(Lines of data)
# # #

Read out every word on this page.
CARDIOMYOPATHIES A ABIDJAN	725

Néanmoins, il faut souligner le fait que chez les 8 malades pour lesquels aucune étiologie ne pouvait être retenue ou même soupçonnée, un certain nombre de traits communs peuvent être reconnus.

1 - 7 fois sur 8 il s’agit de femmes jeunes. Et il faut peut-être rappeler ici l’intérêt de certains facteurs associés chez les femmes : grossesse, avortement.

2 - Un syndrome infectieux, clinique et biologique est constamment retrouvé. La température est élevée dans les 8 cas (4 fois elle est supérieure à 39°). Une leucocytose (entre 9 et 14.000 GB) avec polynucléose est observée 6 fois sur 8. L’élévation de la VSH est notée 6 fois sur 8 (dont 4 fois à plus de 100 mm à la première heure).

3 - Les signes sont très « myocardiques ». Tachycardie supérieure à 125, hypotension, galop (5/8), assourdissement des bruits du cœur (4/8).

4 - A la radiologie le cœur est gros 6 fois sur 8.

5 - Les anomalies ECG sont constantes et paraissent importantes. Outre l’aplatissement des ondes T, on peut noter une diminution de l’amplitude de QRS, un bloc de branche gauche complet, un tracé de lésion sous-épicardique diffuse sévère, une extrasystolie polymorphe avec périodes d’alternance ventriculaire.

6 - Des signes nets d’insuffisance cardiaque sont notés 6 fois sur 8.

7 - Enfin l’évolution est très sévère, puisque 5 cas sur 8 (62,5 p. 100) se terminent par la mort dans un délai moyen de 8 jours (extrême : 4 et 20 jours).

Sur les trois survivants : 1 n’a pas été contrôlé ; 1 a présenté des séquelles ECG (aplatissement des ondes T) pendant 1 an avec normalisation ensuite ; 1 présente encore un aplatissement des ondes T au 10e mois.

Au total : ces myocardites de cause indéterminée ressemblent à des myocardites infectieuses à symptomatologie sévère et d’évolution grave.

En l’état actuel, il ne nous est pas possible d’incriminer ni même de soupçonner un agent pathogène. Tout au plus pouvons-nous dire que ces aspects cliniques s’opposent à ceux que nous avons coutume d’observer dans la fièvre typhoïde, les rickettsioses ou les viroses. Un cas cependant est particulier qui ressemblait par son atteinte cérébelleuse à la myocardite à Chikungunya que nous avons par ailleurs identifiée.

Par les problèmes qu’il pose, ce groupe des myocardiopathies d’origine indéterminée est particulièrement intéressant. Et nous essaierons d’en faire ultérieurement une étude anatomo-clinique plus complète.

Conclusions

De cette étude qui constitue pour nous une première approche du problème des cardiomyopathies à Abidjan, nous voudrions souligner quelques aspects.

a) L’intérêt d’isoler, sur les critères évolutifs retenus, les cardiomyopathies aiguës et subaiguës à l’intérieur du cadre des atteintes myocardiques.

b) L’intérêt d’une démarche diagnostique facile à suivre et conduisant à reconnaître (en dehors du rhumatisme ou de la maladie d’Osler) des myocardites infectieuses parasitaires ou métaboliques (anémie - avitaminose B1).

# # #

→ EXERCISE TASK
Your task is to repeat every entry exactly.

→ SOLUTION BELOW
Read out every word on this page.
CARDIOMYOPATHIES A ABIDJAN	725

Néanmoins, il faut souligner le fait que chez les 8 malades pour lesquels aucune étiologie ne pouvait être retenue ou même soupçonnée, un certain nombre de traits communs peuvent être reconnus.

1 - 7 fois sur 8 il s’agit de femmes jeunes. Et il faut peut-être rappeler ici l’intérêt de certains facteurs associés chez les femmes : grossesse, avortement.

2 - Un syndrome infectieux, clinique et biologique est constamment retrouvé. La température est élevée dans les 8 cas (4 fois elle est supérieure à 39°). Une leucocytose (entre 9 et 14.000 GB) avec polynucléose est observée 6 fois sur 8. L’élévation de la VSH est notée 6 fois sur 8 (dont 4 fois à plus de 100 mm à la première heure).

3 - Les signes sont très « myocardiques ». Tachycardie supérieure à 125, hypotension, galop (5/8), assourdissement des bruits du cœur (4/8).

4 - A la radiologie le cœur est gros 6 fois sur 8.

5 - Les anomalies ECG sont constantes et paraissent importantes. Outre l’aplatissement des ondes T, on peut noter une diminution de l’amplitude de QRS, un bloc de branche gauche complet, un tracé de lésion sous-épicardique diffuse sévère, une extrasystolie polymorphe avec périodes d’alternance ventriculaire.

6 - Des signes nets d’insuffisance cardiaque sont notés 6 fois sur 8.

7 - Enfin l’évolution est très sévère, puisque 5 cas sur 8 (62,5 p. 100) se terminent par la mort dans un délai moyen de 8 jours (extrême : 4 et 20 jours).

Sur les trois survivants : 1 n’a pas été contrôlé ; 1 a présenté des séquelles ECG (aplatissement des ondes T) pendant 1 an avec normalisation ensuite ; 1 présente encore un aplatissement des ondes T au 10e mois.

Au total : ces myocardites de cause indéterminée ressemblent à des myocardites infectieuses à symptomatologie sévère et d’évolution grave.

En l’état actuel, il ne nous est pas possible d’incriminer ni même de soupçonner un agent pathogène. Tout au plus pouvons-nous dire que ces aspects cliniques s’opposent à ceux que nous avons coutume d’observer dans la fièvre typhoïde, les rickettsioses ou les viroses. Un cas cependant est particulier qui ressemblait par son atteinte cérébelleuse à la myocardite à Chikungunya que nous avons par ailleurs identifiée.

Par les problèmes qu’il pose, ce groupe des myocardiopathies d’origine indéterminée est particulièrement intéressant. Et nous essaierons d’en faire ultérieurement une étude anatomo-clinique plus complète.

Conclusions

De cette étude qui constitue pour nous une première approche du problème des cardiomyopathies à Abidjan, nous voudrions souligner quelques aspects.

a) L’intérêt d’isoler, sur les critères évolutifs retenus, les cardiomyopathies aiguës et subaiguës à l’intérieur du cadre des atteintes myocardiques.

b) L’intérêt d’une démarche diagnostique facile à suivre et conduisant à reconnaître (en dehors du rhumatisme ou de la maladie d’Osler) des myocardites infectieuses parasitaires ou métaboliques (anémie - avitaminose B1).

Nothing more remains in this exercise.